Work to do:
Exactly as written, please set down all of the entries again, with no pictures.

(Stored records)
___

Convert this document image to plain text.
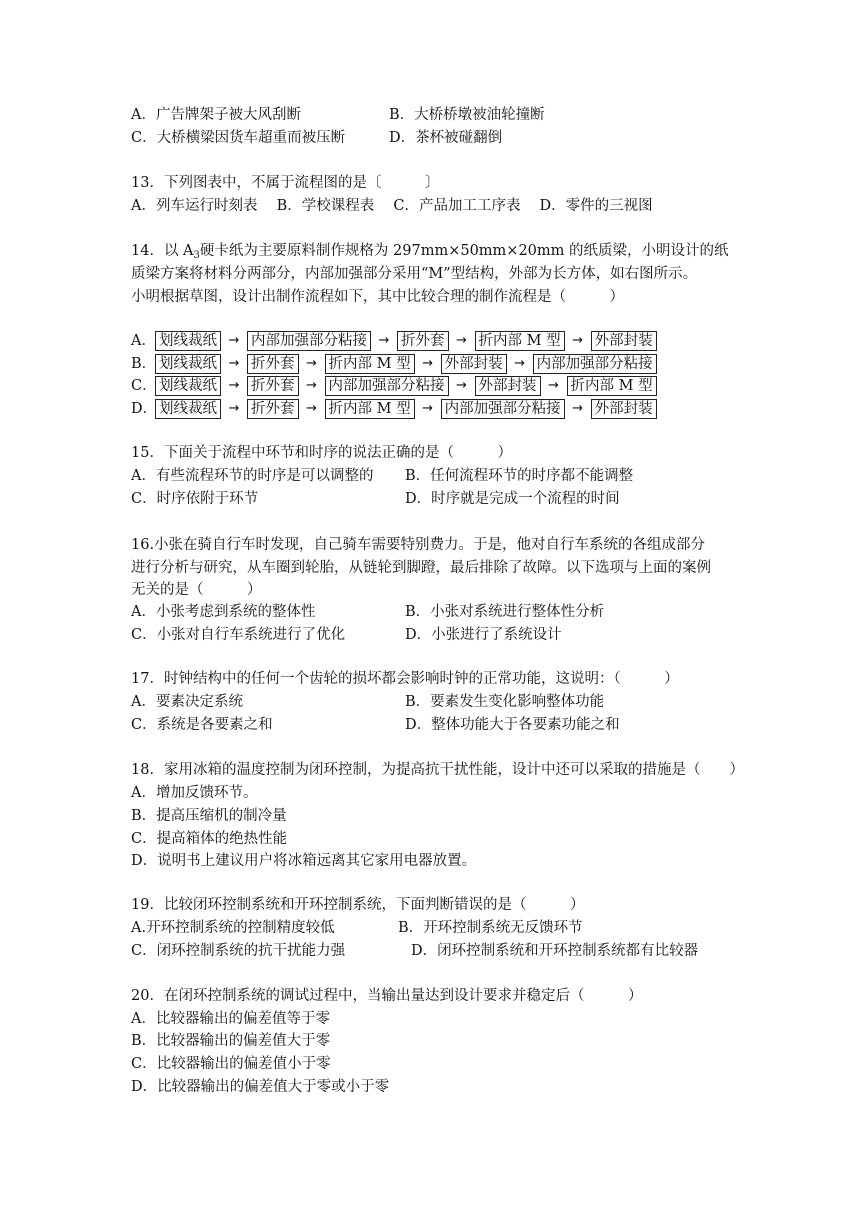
A．广告牌架子被大风刮断	B．大桥桥墩被油轮撞断
C．大桥横梁因货车超重而被压断	D．茶杯被碰翻倒
13．下列图表中，不属于流程图的是〔　　　〕
A．列车运行时刻表　 B．学校课程表　 C．产品加工工序表　 D．零件的三视图
14．以 $A_3$硬卡纸为主要原料制作规格为 297mm×50mm×20mm 的纸质梁，小明设计的纸
质梁方案将材料分两部分，内部加强部分采用“M”型结构，外部为长方体，如右图所示。
小明根据草图，设计出制作流程如下，其中比较合理的制作流程是（　　　）
A． 划线裁纸 → 内部加强部分粘接 → 折外套 → 折内部 M 型 → 外部封装
B． 划线裁纸 → 折外套 → 折内部 M 型 → 外部封装 → 内部加强部分粘接
C． 划线裁纸 → 折外套 → 内部加强部分粘接 → 外部封装 → 折内部 M 型
D． 划线裁纸 → 折外套 → 折内部 M 型 → 内部加强部分粘接 → 外部封装
15．下面关于流程中环节和时序的说法正确的是（　　　）
A．有些流程环节的时序是可以调整的 B．任何流程环节的时序都不能调整
C．时序依附于环节	D．时序就是完成一个流程的时间
16.小张在骑自行车时发现，自己骑车需要特别费力。于是，他对自行车系统的各组成部分
进行分析与研究，从车圈到轮胎，从链轮到脚蹬，最后排除了故障。以下选项与上面的案例
无关的是（　　　）
A．小张考虑到系统的整体性	B．小张对系统进行整体性分析
C．小张对自行车系统进行了优化	D．小张进行了系统设计
17．时钟结构中的任何一个齿轮的损坏都会影响时钟的正常功能，这说明：（　　　）
A．要素决定系统	B．要素发生变化影响整体功能
C．系统是各要素之和	D．整体功能大于各要素功能之和
18．家用冰箱的温度控制为闭环控制，为提高抗干扰性能，设计中还可以采取的措施是（　　）
A．增加反馈环节。
B．提高压缩机的制冷量
C．提高箱体的绝热性能
D．说明书上建议用户将冰箱远离其它家用电器放置。
19．比较闭环控制系统和开环控制系统，下面判断错误的是（　　　）
A.开环控制系统的控制精度较低	B．开环控制系统无反馈环节
C．闭环控制系统的抗干扰能力强	D．闭环控制系统和开环控制系统都有比较器
20．在闭环控制系统的调试过程中，当输出量达到设计要求并稳定后（　　　）
A．比较器输出的偏差值等于零
B．比较器输出的偏差值大于零
C．比较器输出的偏差值小于零
D．比较器输出的偏差值大于零或小于零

___

Reply:
Convert this document image to plain text.
A．广告牌架子被大风刮断	B．大桥桥墩被油轮撞断
C．大桥横梁因货车超重而被压断	D．茶杯被碰翻倒
13．下列图表中，不属于流程图的是〔　　　〕
A．列车运行时刻表　 B．学校课程表　 C．产品加工工序表　 D．零件的三视图
14．以 $A_3$硬卡纸为主要原料制作规格为 297mm×50mm×20mm 的纸质梁，小明设计的纸
质梁方案将材料分两部分，内部加强部分采用“M”型结构，外部为长方体，如右图所示。
小明根据草图，设计出制作流程如下，其中比较合理的制作流程是（　　　）
A． 划线裁纸 → 内部加强部分粘接 → 折外套 → 折内部 M 型 → 外部封装
B． 划线裁纸 → 折外套 → 折内部 M 型 → 外部封装 → 内部加强部分粘接
C． 划线裁纸 → 折外套 → 内部加强部分粘接 → 外部封装 → 折内部 M 型
D． 划线裁纸 → 折外套 → 折内部 M 型 → 内部加强部分粘接 → 外部封装
15．下面关于流程中环节和时序的说法正确的是（　　　）
A．有些流程环节的时序是可以调整的 B．任何流程环节的时序都不能调整
C．时序依附于环节	D．时序就是完成一个流程的时间
16.小张在骑自行车时发现，自己骑车需要特别费力。于是，他对自行车系统的各组成部分
进行分析与研究，从车圈到轮胎，从链轮到脚蹬，最后排除了故障。以下选项与上面的案例
无关的是（　　　）
A．小张考虑到系统的整体性	B．小张对系统进行整体性分析
C．小张对自行车系统进行了优化	D．小张进行了系统设计
17．时钟结构中的任何一个齿轮的损坏都会影响时钟的正常功能，这说明：（　　　）
A．要素决定系统	B．要素发生变化影响整体功能
C．系统是各要素之和	D．整体功能大于各要素功能之和
18．家用冰箱的温度控制为闭环控制，为提高抗干扰性能，设计中还可以采取的措施是（　　）
A．增加反馈环节。
B．提高压缩机的制冷量
C．提高箱体的绝热性能
D．说明书上建议用户将冰箱远离其它家用电器放置。
19．比较闭环控制系统和开环控制系统，下面判断错误的是（　　　）
A.开环控制系统的控制精度较低	B．开环控制系统无反馈环节
C．闭环控制系统的抗干扰能力强	D．闭环控制系统和开环控制系统都有比较器
20．在闭环控制系统的调试过程中，当输出量达到设计要求并稳定后（　　　）
A．比较器输出的偏差值等于零
B．比较器输出的偏差值大于零
C．比较器输出的偏差值小于零
D．比较器输出的偏差值大于零或小于零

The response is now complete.